- YOUR TASK
Copy the data below exactly, omitting any picture it contains.
# RECORDS TO PROCESS start
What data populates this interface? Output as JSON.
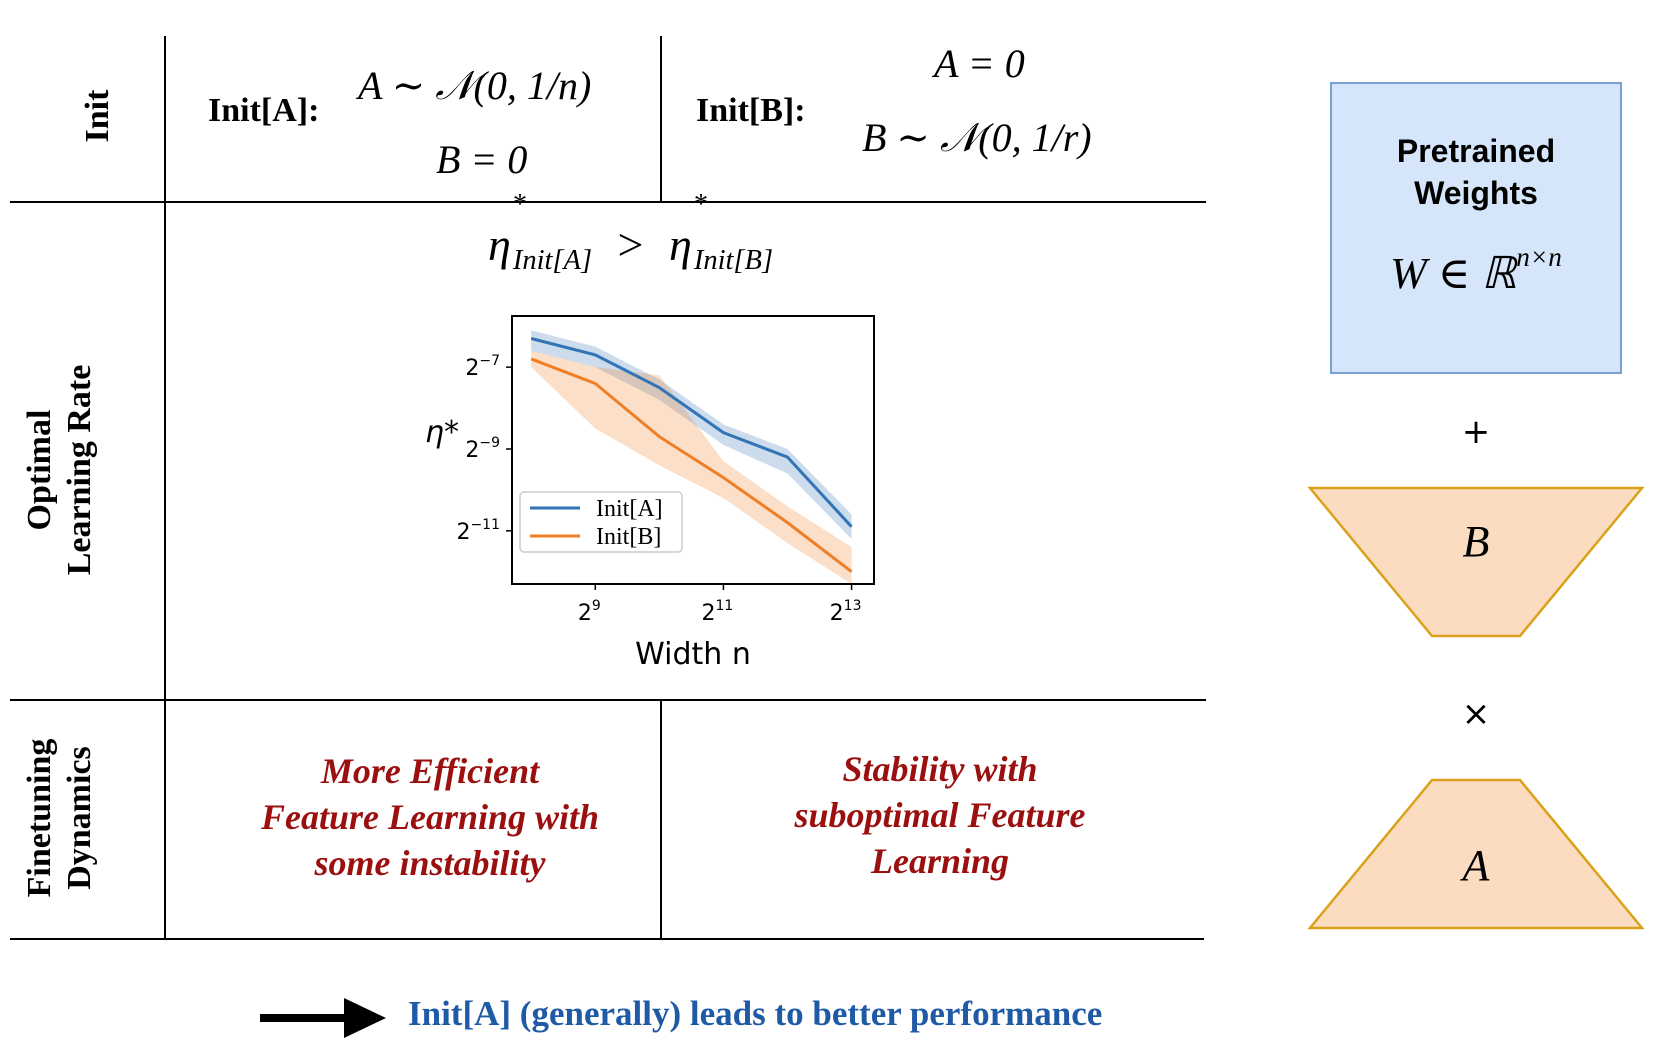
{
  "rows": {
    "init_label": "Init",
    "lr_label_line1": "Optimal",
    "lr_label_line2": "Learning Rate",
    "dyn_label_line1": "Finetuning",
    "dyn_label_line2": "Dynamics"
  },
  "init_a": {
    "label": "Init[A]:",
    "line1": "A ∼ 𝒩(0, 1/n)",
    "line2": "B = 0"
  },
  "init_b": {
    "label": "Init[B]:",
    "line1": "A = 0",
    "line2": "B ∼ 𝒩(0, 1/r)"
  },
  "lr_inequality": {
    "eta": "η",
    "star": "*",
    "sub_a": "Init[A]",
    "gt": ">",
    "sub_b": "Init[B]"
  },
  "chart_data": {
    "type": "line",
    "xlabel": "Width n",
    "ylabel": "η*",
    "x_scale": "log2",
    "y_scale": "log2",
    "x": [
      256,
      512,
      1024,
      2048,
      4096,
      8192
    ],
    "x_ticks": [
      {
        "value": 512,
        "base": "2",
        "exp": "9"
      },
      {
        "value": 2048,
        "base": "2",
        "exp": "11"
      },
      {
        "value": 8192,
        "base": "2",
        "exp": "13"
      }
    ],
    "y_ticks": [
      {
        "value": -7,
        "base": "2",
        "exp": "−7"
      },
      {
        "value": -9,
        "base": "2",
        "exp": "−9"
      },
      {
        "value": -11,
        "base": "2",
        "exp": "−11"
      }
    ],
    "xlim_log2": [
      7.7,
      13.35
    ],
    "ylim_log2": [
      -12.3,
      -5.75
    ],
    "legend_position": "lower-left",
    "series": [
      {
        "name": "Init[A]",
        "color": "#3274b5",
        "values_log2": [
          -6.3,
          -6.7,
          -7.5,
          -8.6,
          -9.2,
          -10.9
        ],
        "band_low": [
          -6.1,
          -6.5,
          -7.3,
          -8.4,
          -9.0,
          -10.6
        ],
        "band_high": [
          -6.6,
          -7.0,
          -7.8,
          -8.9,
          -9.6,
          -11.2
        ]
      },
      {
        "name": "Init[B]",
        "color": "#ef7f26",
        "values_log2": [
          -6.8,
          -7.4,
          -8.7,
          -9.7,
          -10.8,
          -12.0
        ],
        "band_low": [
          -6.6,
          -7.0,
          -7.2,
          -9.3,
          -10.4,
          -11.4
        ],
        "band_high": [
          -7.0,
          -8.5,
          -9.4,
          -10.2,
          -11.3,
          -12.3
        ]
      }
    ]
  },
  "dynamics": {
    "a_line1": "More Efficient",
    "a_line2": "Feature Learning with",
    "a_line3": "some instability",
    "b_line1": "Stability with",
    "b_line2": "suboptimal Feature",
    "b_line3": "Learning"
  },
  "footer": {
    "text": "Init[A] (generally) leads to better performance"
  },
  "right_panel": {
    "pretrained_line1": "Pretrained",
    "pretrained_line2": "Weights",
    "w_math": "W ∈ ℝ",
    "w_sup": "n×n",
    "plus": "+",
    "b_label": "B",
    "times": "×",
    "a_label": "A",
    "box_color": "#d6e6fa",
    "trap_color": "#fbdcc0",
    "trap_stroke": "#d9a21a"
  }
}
# RECORDS TO PROCESS end
- TASK SOLUTION
What data populates this interface? Output as JSON.
{
  "rows": {
    "init_label": "Init",
    "lr_label_line1": "Optimal",
    "lr_label_line2": "Learning Rate",
    "dyn_label_line1": "Finetuning",
    "dyn_label_line2": "Dynamics"
  },
  "init_a": {
    "label": "Init[A]:",
    "line1": "A ∼ 𝒩(0, 1/n)",
    "line2": "B = 0"
  },
  "init_b": {
    "label": "Init[B]:",
    "line1": "A = 0",
    "line2": "B ∼ 𝒩(0, 1/r)"
  },
  "lr_inequality": {
    "eta": "η",
    "star": "*",
    "sub_a": "Init[A]",
    "gt": ">",
    "sub_b": "Init[B]"
  },
  "chart_data": {
    "type": "line",
    "xlabel": "Width n",
    "ylabel": "η*",
    "x_scale": "log2",
    "y_scale": "log2",
    "x": [
      256,
      512,
      1024,
      2048,
      4096,
      8192
    ],
    "x_ticks": [
      {
        "value": 512,
        "base": "2",
        "exp": "9"
      },
      {
        "value": 2048,
        "base": "2",
        "exp": "11"
      },
      {
        "value": 8192,
        "base": "2",
        "exp": "13"
      }
    ],
    "y_ticks": [
      {
        "value": -7,
        "base": "2",
        "exp": "−7"
      },
      {
        "value": -9,
        "base": "2",
        "exp": "−9"
      },
      {
        "value": -11,
        "base": "2",
        "exp": "−11"
      }
    ],
    "xlim_log2": [
      7.7,
      13.35
    ],
    "ylim_log2": [
      -12.3,
      -5.75
    ],
    "legend_position": "lower-left",
    "series": [
      {
        "name": "Init[A]",
        "color": "#3274b5",
        "values_log2": [
          -6.3,
          -6.7,
          -7.5,
          -8.6,
          -9.2,
          -10.9
        ],
        "band_low": [
          -6.1,
          -6.5,
          -7.3,
          -8.4,
          -9.0,
          -10.6
        ],
        "band_high": [
          -6.6,
          -7.0,
          -7.8,
          -8.9,
          -9.6,
          -11.2
        ]
      },
      {
        "name": "Init[B]",
        "color": "#ef7f26",
        "values_log2": [
          -6.8,
          -7.4,
          -8.7,
          -9.7,
          -10.8,
          -12.0
        ],
        "band_low": [
          -6.6,
          -7.0,
          -7.2,
          -9.3,
          -10.4,
          -11.4
        ],
        "band_high": [
          -7.0,
          -8.5,
          -9.4,
          -10.2,
          -11.3,
          -12.3
        ]
      }
    ]
  },
  "dynamics": {
    "a_line1": "More Efficient",
    "a_line2": "Feature Learning with",
    "a_line3": "some instability",
    "b_line1": "Stability with",
    "b_line2": "suboptimal Feature",
    "b_line3": "Learning"
  },
  "footer": {
    "text": "Init[A] (generally) leads to better performance"
  },
  "right_panel": {
    "pretrained_line1": "Pretrained",
    "pretrained_line2": "Weights",
    "w_math": "W ∈ ℝ",
    "w_sup": "n×n",
    "plus": "+",
    "b_label": "B",
    "times": "×",
    "a_label": "A",
    "box_color": "#d6e6fa",
    "trap_color": "#fbdcc0",
    "trap_stroke": "#d9a21a"
  }
}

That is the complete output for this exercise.